EXERCISE TASK
Search the records for "screenshot" and copy each line that holds it.

Part of a data file
####################

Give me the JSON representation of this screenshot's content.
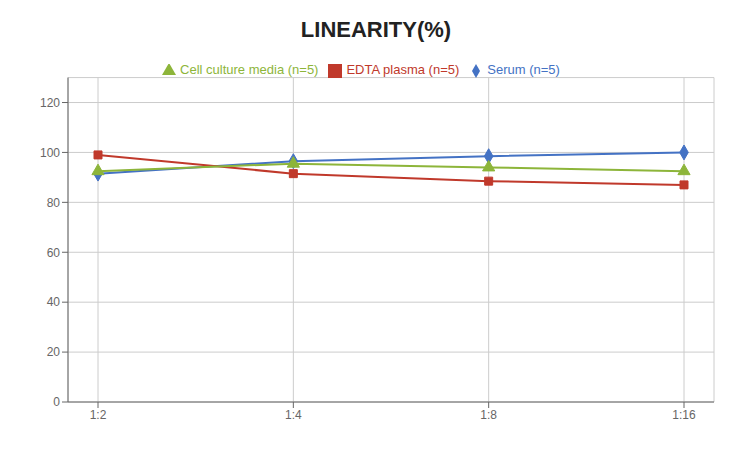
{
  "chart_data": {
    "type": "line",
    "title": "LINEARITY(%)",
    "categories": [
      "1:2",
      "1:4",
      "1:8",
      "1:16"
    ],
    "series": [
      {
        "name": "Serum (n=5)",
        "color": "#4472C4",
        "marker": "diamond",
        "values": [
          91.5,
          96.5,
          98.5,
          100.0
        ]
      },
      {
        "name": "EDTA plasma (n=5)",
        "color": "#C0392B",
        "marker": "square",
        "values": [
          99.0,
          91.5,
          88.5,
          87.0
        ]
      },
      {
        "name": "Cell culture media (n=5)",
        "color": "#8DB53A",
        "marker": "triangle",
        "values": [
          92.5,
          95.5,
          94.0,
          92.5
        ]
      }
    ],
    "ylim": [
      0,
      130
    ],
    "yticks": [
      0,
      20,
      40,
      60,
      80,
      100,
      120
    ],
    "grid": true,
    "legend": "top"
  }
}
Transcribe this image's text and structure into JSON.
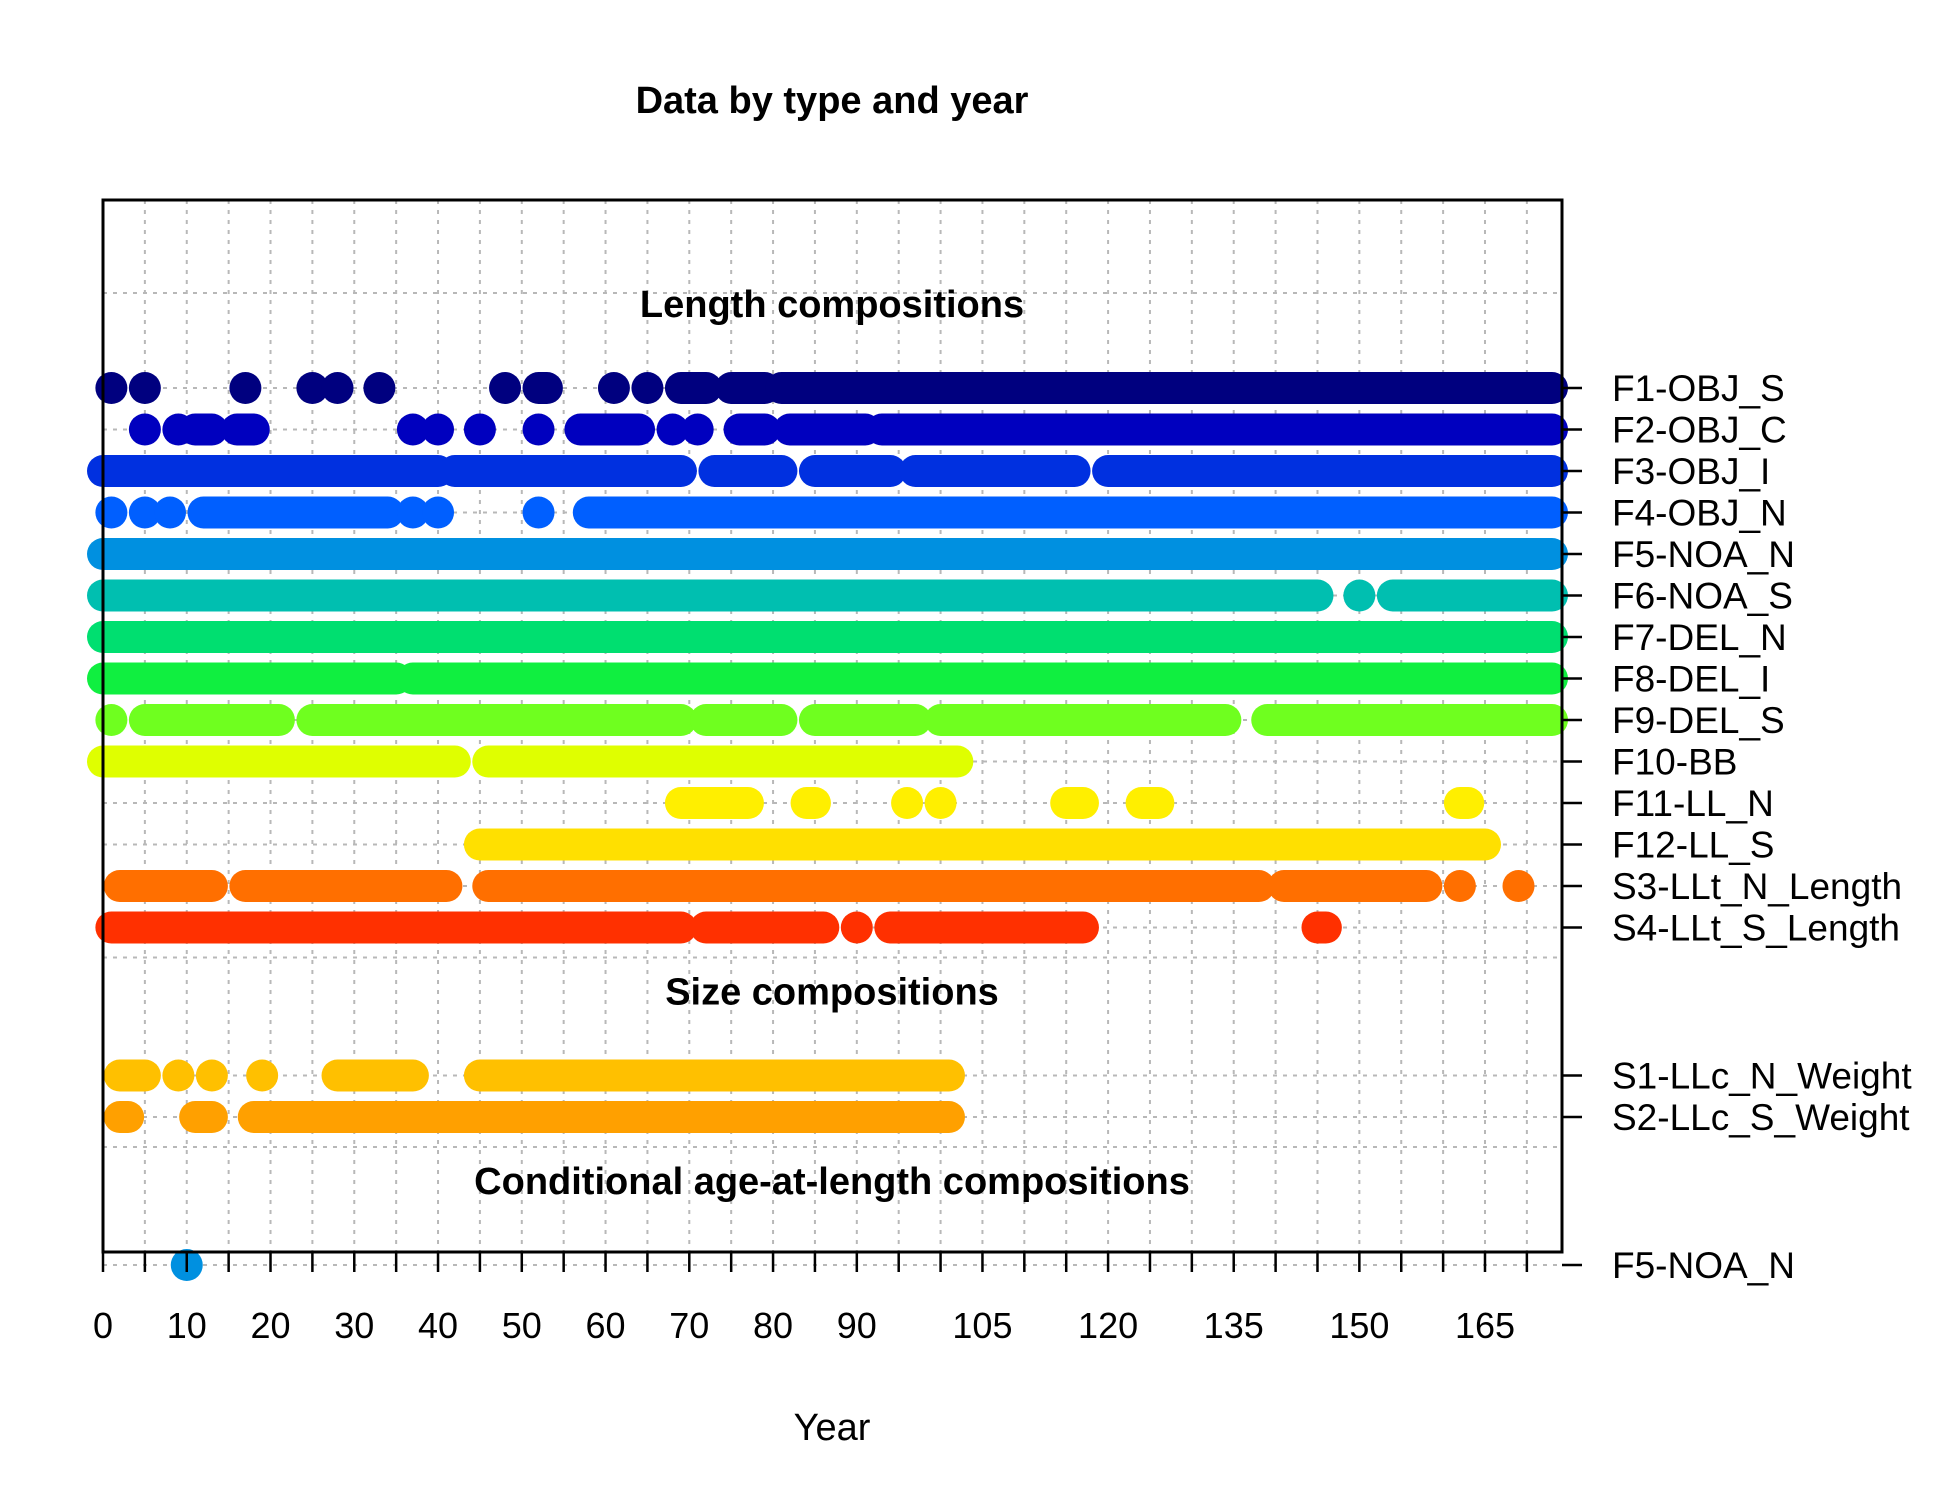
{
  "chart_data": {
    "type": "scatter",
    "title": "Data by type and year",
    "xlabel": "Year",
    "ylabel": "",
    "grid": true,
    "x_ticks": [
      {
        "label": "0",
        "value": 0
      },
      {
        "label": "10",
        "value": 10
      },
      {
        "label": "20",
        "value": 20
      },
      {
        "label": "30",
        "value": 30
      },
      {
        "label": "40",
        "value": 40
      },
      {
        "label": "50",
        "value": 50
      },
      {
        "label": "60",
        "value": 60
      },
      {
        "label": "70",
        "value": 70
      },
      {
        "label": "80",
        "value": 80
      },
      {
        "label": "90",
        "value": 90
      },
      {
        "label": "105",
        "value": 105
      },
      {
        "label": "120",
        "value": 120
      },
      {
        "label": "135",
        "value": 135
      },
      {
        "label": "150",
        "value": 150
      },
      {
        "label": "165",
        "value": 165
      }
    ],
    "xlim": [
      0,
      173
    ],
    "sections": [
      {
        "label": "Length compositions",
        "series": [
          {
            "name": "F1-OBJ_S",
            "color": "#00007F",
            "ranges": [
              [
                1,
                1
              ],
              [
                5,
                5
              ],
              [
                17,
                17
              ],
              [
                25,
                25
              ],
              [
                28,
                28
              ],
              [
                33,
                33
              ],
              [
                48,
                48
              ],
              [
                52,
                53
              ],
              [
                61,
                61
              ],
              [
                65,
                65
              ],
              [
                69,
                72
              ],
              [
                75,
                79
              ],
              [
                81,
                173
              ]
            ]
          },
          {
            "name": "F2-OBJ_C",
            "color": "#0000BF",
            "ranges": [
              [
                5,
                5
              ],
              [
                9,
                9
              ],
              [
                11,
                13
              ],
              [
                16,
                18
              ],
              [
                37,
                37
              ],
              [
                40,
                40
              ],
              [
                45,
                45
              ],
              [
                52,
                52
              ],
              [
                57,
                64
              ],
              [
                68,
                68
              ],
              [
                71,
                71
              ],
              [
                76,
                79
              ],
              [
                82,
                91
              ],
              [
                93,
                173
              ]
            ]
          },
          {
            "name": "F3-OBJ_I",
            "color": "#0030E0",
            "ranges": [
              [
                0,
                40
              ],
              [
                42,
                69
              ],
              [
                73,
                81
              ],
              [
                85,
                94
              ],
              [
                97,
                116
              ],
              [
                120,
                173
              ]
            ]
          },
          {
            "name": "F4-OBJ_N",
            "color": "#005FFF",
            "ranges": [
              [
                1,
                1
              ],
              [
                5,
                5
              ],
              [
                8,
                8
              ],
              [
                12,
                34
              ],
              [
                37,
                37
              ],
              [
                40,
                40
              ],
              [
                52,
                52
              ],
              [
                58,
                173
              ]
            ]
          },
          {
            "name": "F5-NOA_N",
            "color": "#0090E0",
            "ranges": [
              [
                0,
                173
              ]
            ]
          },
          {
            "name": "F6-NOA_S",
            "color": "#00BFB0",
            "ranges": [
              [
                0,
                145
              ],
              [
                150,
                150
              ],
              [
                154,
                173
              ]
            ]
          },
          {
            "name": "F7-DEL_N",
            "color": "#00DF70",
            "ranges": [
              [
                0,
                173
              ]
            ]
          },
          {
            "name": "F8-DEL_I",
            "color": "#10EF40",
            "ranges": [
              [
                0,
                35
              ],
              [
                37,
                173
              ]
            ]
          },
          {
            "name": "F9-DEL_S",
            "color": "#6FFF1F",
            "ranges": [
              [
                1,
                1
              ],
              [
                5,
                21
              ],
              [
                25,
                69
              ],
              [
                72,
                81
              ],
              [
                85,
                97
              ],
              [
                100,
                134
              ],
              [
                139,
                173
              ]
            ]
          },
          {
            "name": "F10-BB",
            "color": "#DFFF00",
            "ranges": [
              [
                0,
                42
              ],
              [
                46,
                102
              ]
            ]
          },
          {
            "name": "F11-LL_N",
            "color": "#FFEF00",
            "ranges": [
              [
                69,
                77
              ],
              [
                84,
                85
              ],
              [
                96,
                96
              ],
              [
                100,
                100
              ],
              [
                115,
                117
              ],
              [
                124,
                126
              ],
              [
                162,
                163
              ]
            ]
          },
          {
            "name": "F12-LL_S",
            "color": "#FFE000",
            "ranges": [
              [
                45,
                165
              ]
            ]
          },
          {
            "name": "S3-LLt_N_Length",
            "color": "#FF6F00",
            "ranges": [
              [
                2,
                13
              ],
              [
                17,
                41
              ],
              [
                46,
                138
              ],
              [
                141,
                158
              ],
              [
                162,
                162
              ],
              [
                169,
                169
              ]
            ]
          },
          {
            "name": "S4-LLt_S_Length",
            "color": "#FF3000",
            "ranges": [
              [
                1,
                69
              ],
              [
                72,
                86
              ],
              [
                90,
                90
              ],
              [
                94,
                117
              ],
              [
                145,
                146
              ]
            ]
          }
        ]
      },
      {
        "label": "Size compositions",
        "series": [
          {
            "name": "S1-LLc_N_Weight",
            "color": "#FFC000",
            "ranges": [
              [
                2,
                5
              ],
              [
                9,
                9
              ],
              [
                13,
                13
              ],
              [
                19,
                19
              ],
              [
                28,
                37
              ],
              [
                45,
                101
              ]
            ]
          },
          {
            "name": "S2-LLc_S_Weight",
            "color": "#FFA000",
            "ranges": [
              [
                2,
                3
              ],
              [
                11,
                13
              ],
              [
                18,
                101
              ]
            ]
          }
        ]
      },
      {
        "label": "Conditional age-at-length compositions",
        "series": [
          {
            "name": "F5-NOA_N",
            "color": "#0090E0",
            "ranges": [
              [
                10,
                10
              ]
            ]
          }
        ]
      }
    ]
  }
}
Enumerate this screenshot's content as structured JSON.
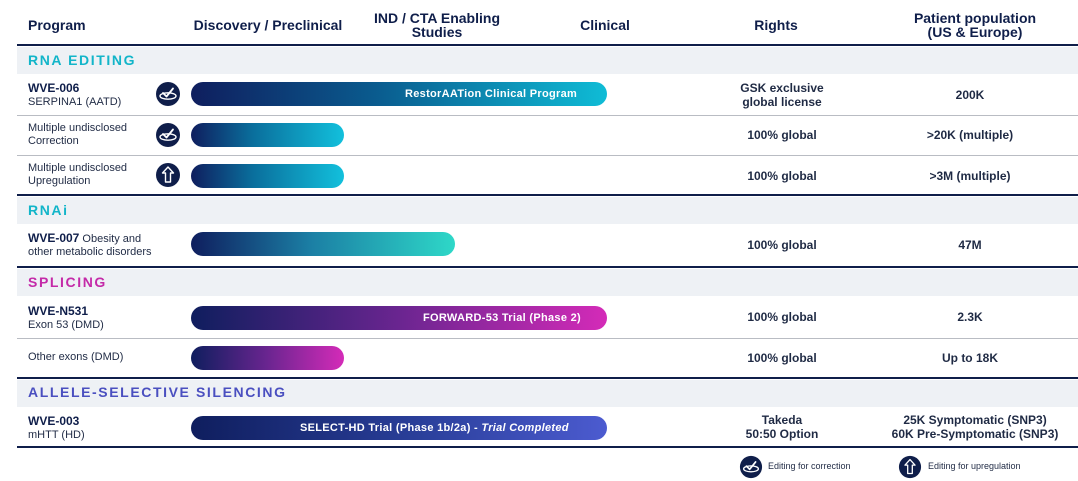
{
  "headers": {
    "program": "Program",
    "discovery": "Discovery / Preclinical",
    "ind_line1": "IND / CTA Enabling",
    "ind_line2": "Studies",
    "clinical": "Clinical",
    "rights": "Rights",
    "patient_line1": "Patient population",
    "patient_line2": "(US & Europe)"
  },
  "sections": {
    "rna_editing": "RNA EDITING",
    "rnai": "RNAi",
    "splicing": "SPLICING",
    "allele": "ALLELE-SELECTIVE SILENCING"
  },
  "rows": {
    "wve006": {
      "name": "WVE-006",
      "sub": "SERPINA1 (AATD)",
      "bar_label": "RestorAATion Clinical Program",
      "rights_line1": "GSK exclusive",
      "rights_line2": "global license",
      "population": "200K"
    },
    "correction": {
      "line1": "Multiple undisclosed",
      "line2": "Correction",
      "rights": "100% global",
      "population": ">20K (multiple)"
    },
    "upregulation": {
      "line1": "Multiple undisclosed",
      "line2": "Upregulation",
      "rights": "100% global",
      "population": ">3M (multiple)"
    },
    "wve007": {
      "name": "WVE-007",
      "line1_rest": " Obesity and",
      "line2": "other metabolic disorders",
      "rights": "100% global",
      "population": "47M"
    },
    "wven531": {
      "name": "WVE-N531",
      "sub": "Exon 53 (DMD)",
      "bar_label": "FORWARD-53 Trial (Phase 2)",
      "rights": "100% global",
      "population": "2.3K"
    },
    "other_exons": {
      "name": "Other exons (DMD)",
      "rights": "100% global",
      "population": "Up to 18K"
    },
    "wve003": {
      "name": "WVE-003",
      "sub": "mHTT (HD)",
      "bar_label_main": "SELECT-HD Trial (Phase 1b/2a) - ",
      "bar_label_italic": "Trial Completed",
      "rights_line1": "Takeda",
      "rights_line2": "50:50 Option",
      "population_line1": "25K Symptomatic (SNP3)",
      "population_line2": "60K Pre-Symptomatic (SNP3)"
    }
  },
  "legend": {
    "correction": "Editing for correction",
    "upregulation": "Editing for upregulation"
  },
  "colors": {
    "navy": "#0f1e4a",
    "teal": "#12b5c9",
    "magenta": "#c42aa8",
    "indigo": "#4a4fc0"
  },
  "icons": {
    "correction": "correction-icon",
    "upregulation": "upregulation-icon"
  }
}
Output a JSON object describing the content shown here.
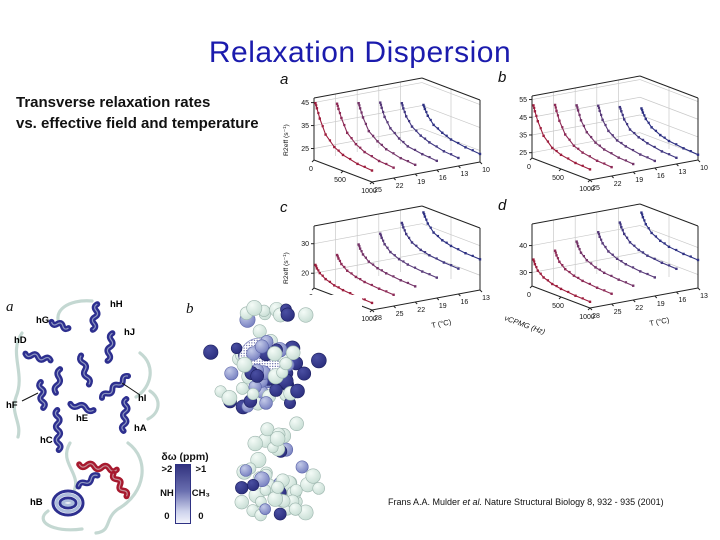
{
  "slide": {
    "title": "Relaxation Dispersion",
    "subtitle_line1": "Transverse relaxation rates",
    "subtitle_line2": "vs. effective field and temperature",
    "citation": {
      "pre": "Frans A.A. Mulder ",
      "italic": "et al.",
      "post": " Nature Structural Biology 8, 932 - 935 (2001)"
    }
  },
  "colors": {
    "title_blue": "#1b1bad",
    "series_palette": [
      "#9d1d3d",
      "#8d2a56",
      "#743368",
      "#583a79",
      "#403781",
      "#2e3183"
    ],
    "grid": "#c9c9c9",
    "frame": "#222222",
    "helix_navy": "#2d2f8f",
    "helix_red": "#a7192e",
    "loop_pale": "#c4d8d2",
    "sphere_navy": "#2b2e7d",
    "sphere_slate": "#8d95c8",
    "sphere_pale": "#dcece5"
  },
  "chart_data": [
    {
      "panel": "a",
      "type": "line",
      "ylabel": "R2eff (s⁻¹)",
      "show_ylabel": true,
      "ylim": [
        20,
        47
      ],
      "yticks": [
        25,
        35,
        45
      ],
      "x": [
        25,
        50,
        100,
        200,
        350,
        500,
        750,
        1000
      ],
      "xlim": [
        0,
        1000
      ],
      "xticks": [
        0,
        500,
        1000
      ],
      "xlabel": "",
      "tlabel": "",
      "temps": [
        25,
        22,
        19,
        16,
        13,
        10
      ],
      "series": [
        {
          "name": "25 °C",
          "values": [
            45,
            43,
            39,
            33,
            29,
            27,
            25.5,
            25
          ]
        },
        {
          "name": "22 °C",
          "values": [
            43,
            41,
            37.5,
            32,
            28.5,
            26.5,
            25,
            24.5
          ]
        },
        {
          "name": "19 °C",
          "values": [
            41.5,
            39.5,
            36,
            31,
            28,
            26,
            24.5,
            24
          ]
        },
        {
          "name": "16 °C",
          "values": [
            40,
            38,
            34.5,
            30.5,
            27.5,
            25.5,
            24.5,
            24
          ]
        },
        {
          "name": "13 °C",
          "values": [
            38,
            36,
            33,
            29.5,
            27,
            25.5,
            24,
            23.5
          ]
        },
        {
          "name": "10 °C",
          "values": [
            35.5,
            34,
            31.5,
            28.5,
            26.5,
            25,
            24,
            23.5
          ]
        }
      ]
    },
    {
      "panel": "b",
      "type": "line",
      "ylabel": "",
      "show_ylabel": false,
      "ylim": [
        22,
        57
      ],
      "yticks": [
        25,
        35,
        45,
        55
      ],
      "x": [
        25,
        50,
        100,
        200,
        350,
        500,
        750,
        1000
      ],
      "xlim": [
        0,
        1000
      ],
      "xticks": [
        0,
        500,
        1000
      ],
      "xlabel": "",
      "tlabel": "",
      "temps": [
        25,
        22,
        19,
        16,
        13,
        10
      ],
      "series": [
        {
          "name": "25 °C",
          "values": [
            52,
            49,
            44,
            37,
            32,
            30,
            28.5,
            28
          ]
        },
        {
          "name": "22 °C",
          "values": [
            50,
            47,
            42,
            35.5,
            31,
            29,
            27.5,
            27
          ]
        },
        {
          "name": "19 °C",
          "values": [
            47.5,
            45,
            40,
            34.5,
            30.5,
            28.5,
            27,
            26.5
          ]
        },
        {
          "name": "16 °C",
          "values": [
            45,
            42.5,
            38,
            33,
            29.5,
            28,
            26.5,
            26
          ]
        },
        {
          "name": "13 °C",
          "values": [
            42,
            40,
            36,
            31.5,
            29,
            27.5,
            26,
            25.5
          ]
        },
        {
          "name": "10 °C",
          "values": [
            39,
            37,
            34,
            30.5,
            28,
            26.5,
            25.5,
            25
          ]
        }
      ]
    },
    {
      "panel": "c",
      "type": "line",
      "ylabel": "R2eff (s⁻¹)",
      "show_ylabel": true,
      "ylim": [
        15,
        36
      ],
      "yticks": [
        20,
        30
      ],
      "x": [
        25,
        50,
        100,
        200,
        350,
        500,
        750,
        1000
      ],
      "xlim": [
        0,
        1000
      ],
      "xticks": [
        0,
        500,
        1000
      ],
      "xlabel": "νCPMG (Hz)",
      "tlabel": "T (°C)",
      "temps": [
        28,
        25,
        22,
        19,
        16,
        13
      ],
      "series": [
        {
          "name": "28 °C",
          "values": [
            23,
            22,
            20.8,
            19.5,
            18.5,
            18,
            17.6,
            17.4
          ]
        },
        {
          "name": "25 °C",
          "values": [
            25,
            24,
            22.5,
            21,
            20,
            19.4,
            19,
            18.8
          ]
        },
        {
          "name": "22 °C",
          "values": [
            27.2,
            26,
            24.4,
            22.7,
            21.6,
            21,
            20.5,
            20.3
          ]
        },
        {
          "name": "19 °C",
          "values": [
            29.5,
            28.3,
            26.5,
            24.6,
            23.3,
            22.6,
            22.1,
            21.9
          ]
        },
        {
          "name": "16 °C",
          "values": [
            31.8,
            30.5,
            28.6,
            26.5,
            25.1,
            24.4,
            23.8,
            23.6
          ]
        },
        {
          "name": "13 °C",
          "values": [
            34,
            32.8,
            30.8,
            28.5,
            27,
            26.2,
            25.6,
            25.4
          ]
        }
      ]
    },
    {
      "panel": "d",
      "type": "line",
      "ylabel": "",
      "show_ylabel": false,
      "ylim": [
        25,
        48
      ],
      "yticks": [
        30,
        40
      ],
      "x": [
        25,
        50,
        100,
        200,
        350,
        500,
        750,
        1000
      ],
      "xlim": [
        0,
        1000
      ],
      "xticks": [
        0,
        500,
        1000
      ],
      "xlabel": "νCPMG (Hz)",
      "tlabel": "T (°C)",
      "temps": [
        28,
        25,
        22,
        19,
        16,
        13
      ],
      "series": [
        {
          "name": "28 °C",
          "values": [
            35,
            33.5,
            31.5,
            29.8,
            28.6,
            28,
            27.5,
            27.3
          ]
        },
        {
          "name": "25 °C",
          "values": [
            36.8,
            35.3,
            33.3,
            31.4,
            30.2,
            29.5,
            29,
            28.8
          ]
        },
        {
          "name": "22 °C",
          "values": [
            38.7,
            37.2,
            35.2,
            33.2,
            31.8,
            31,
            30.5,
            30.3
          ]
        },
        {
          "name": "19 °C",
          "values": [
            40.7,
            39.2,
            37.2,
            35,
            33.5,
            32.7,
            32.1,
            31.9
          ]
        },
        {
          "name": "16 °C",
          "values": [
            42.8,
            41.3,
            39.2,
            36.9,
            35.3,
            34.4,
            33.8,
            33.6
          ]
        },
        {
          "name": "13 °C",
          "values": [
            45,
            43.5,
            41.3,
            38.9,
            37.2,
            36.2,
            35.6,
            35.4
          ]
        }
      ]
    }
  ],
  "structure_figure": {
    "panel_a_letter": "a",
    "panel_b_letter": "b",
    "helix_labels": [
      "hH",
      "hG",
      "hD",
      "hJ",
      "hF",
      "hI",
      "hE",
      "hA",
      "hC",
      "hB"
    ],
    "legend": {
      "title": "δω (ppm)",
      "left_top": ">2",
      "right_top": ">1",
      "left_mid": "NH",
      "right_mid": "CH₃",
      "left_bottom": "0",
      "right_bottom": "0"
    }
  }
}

####################

IN RESPONSE
Give me the JSON representation of this screenshot's content.
Enumerate this screenshot's content as structured JSON.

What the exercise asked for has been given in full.